> [Materials provided]:
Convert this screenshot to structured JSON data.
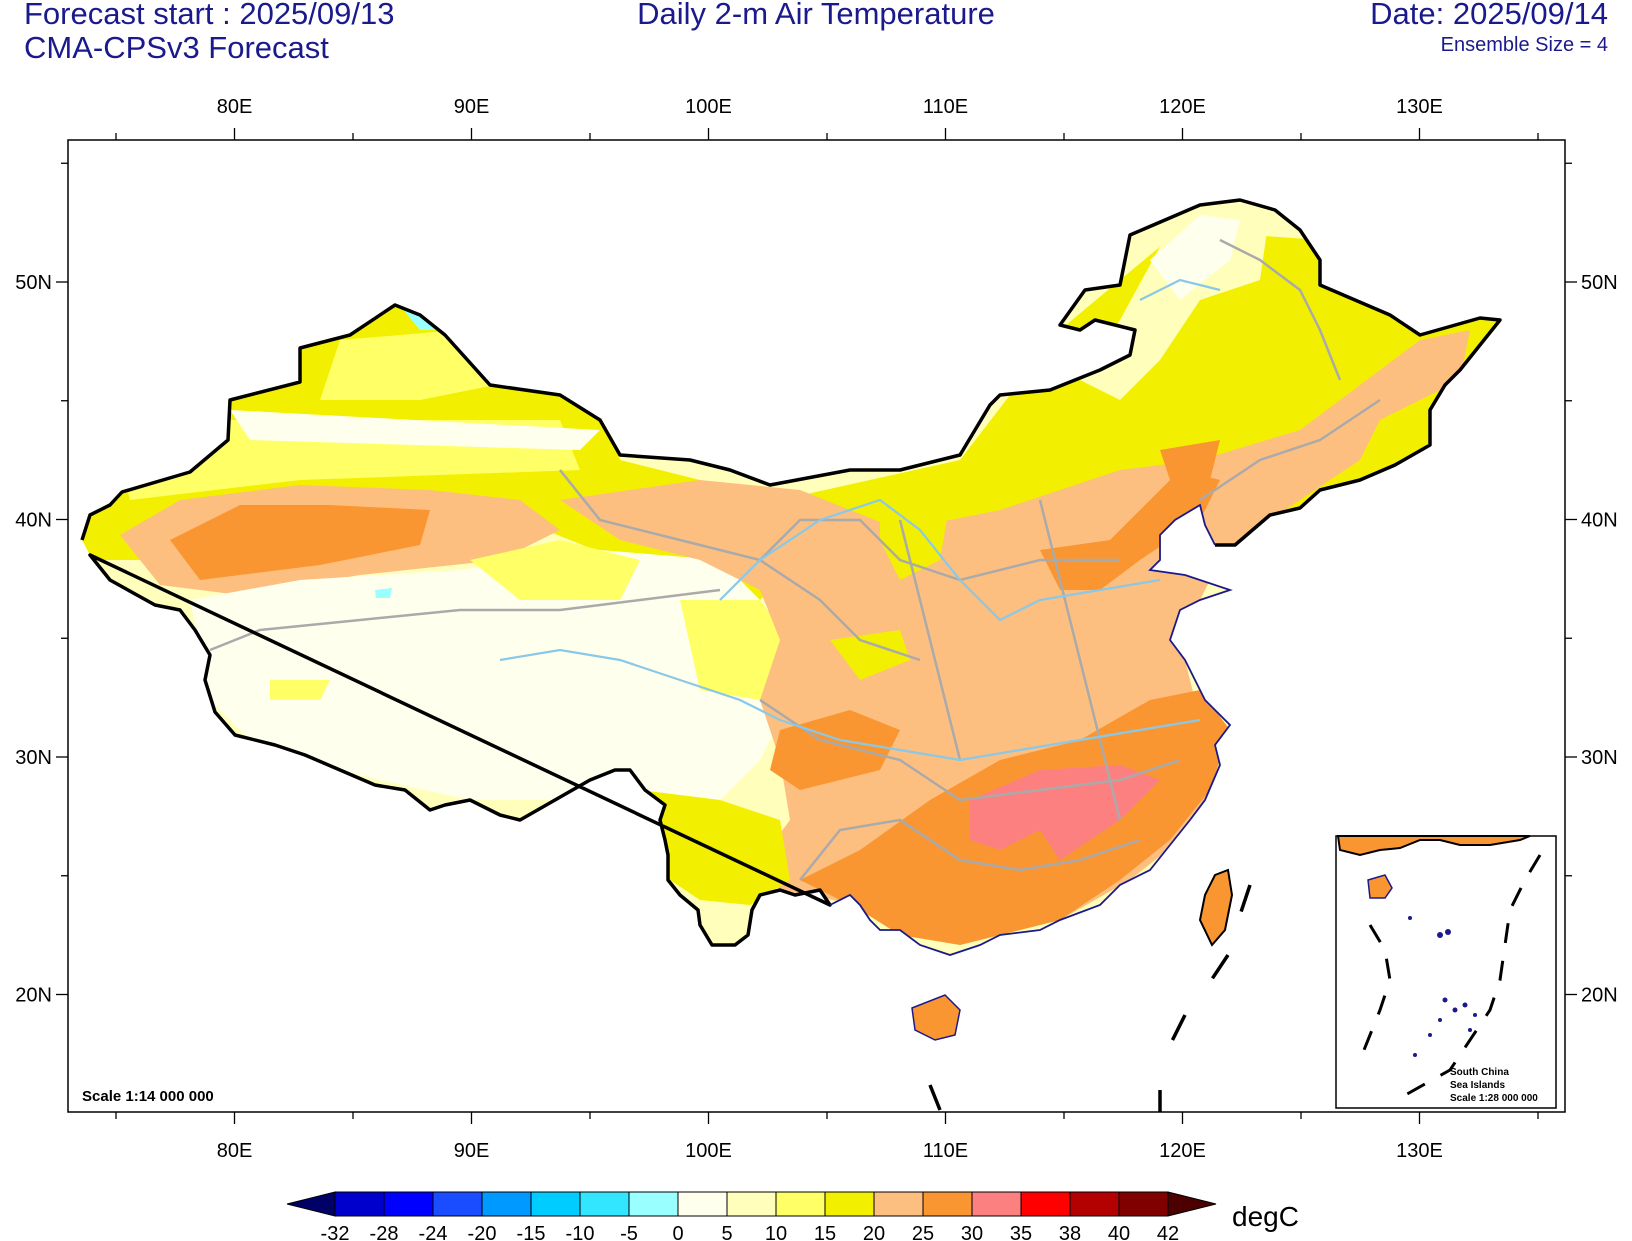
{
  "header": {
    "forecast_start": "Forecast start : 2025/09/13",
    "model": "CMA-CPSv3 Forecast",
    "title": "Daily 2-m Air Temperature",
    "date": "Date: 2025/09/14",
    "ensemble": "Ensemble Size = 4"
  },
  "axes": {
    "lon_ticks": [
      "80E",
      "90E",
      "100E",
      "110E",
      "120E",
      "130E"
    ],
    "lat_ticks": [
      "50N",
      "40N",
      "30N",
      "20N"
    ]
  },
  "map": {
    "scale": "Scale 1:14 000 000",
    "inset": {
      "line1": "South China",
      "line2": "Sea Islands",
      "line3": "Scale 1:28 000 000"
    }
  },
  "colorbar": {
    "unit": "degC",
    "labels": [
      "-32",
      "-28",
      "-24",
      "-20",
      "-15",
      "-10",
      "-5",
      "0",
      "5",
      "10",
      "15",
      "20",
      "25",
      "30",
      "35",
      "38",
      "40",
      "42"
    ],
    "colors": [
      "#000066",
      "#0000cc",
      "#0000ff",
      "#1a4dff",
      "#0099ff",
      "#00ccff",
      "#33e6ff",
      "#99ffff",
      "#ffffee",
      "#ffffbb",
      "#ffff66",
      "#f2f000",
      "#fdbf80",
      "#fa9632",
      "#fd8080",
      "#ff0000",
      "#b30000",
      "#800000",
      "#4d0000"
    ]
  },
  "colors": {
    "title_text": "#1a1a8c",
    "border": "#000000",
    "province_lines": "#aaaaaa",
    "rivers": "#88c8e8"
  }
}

---

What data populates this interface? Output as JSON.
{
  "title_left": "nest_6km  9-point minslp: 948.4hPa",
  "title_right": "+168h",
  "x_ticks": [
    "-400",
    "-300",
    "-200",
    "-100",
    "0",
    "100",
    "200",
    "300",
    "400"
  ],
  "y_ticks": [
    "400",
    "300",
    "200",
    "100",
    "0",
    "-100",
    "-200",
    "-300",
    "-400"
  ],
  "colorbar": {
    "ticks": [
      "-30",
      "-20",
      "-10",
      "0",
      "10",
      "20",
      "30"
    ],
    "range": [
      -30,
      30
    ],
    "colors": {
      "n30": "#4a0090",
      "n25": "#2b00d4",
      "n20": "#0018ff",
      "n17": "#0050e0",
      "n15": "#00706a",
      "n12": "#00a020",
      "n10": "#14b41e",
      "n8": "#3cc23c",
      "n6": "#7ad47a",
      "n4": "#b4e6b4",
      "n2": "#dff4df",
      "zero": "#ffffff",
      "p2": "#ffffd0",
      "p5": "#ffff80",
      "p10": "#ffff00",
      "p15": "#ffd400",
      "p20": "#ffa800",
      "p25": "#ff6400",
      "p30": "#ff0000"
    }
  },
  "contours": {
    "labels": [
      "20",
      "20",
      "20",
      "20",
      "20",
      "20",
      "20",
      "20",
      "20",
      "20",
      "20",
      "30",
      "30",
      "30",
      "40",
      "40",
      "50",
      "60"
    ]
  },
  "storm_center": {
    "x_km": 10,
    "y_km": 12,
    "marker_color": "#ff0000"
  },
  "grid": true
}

> [What to produce]:
Search the preceding listing for "data" and extract every line where it is found.

> [The solution]:
Convert this screenshot to structured JSON data.
What data populates this interface? Output as JSON.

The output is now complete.